• _What to do_
Output all records precisely as written.

━━━━━━━━━━━━━━━━━━━━

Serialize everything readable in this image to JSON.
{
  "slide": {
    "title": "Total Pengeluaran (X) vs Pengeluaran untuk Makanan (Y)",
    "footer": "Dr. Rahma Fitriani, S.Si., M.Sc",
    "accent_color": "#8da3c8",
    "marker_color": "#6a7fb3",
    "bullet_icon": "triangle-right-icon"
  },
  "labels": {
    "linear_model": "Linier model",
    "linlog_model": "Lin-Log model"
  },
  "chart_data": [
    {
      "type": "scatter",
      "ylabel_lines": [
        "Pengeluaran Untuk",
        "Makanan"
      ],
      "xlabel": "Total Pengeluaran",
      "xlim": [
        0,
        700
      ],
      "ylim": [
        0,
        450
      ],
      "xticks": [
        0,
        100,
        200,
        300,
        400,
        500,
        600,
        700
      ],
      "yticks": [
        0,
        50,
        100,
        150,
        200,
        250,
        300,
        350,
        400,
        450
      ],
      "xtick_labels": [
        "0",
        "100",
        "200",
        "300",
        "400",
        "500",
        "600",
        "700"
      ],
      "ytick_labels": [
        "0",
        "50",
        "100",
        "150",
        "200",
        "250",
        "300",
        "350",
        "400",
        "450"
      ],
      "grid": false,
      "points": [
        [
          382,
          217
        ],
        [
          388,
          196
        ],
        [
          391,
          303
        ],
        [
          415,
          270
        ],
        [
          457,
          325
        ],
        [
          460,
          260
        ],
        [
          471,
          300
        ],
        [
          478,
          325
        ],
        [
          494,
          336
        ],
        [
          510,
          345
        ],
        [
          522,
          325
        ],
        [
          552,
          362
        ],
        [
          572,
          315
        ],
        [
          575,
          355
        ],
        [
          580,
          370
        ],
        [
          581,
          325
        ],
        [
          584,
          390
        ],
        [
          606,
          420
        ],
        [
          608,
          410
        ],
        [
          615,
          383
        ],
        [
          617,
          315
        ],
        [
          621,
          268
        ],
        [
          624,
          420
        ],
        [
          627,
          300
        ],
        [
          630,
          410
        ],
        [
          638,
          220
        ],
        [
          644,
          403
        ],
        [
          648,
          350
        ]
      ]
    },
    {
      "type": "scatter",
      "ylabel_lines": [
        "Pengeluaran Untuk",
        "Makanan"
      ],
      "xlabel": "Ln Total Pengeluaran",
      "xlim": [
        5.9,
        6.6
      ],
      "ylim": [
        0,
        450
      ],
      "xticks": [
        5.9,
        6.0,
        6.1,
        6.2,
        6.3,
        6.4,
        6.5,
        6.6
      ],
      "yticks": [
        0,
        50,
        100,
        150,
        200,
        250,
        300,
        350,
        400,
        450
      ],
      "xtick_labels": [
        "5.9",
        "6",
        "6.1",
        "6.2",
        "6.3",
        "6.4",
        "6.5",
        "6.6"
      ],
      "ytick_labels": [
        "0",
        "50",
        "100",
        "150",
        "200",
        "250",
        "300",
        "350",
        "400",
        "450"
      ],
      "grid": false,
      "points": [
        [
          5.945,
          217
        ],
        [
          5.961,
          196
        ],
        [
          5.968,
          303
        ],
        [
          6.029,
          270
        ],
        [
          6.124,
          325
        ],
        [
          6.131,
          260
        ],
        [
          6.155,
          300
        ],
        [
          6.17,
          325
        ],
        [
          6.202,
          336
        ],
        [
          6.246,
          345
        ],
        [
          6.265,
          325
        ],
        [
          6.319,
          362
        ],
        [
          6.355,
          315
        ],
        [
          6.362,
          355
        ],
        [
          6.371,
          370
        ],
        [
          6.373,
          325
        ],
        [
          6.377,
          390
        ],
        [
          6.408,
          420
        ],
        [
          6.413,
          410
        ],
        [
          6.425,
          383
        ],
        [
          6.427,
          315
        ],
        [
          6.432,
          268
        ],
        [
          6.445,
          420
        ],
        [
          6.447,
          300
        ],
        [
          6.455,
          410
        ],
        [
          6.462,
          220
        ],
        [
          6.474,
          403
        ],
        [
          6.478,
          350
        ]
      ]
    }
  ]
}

━━━━━━━━━━━━━━━━━━━━

• _Response for this exercise_
Serialize everything readable in this image to JSON.
{
  "slide": {
    "title": "Total Pengeluaran (X) vs Pengeluaran untuk Makanan (Y)",
    "footer": "Dr. Rahma Fitriani, S.Si., M.Sc",
    "accent_color": "#8da3c8",
    "marker_color": "#6a7fb3",
    "bullet_icon": "triangle-right-icon"
  },
  "labels": {
    "linear_model": "Linier model",
    "linlog_model": "Lin-Log model"
  },
  "chart_data": [
    {
      "type": "scatter",
      "ylabel_lines": [
        "Pengeluaran Untuk",
        "Makanan"
      ],
      "xlabel": "Total Pengeluaran",
      "xlim": [
        0,
        700
      ],
      "ylim": [
        0,
        450
      ],
      "xticks": [
        0,
        100,
        200,
        300,
        400,
        500,
        600,
        700
      ],
      "yticks": [
        0,
        50,
        100,
        150,
        200,
        250,
        300,
        350,
        400,
        450
      ],
      "xtick_labels": [
        "0",
        "100",
        "200",
        "300",
        "400",
        "500",
        "600",
        "700"
      ],
      "ytick_labels": [
        "0",
        "50",
        "100",
        "150",
        "200",
        "250",
        "300",
        "350",
        "400",
        "450"
      ],
      "grid": false,
      "points": [
        [
          382,
          217
        ],
        [
          388,
          196
        ],
        [
          391,
          303
        ],
        [
          415,
          270
        ],
        [
          457,
          325
        ],
        [
          460,
          260
        ],
        [
          471,
          300
        ],
        [
          478,
          325
        ],
        [
          494,
          336
        ],
        [
          510,
          345
        ],
        [
          522,
          325
        ],
        [
          552,
          362
        ],
        [
          572,
          315
        ],
        [
          575,
          355
        ],
        [
          580,
          370
        ],
        [
          581,
          325
        ],
        [
          584,
          390
        ],
        [
          606,
          420
        ],
        [
          608,
          410
        ],
        [
          615,
          383
        ],
        [
          617,
          315
        ],
        [
          621,
          268
        ],
        [
          624,
          420
        ],
        [
          627,
          300
        ],
        [
          630,
          410
        ],
        [
          638,
          220
        ],
        [
          644,
          403
        ],
        [
          648,
          350
        ]
      ]
    },
    {
      "type": "scatter",
      "ylabel_lines": [
        "Pengeluaran Untuk",
        "Makanan"
      ],
      "xlabel": "Ln Total Pengeluaran",
      "xlim": [
        5.9,
        6.6
      ],
      "ylim": [
        0,
        450
      ],
      "xticks": [
        5.9,
        6.0,
        6.1,
        6.2,
        6.3,
        6.4,
        6.5,
        6.6
      ],
      "yticks": [
        0,
        50,
        100,
        150,
        200,
        250,
        300,
        350,
        400,
        450
      ],
      "xtick_labels": [
        "5.9",
        "6",
        "6.1",
        "6.2",
        "6.3",
        "6.4",
        "6.5",
        "6.6"
      ],
      "ytick_labels": [
        "0",
        "50",
        "100",
        "150",
        "200",
        "250",
        "300",
        "350",
        "400",
        "450"
      ],
      "grid": false,
      "points": [
        [
          5.945,
          217
        ],
        [
          5.961,
          196
        ],
        [
          5.968,
          303
        ],
        [
          6.029,
          270
        ],
        [
          6.124,
          325
        ],
        [
          6.131,
          260
        ],
        [
          6.155,
          300
        ],
        [
          6.17,
          325
        ],
        [
          6.202,
          336
        ],
        [
          6.246,
          345
        ],
        [
          6.265,
          325
        ],
        [
          6.319,
          362
        ],
        [
          6.355,
          315
        ],
        [
          6.362,
          355
        ],
        [
          6.371,
          370
        ],
        [
          6.373,
          325
        ],
        [
          6.377,
          390
        ],
        [
          6.408,
          420
        ],
        [
          6.413,
          410
        ],
        [
          6.425,
          383
        ],
        [
          6.427,
          315
        ],
        [
          6.432,
          268
        ],
        [
          6.445,
          420
        ],
        [
          6.447,
          300
        ],
        [
          6.455,
          410
        ],
        [
          6.462,
          220
        ],
        [
          6.474,
          403
        ],
        [
          6.478,
          350
        ]
      ]
    }
  ]
}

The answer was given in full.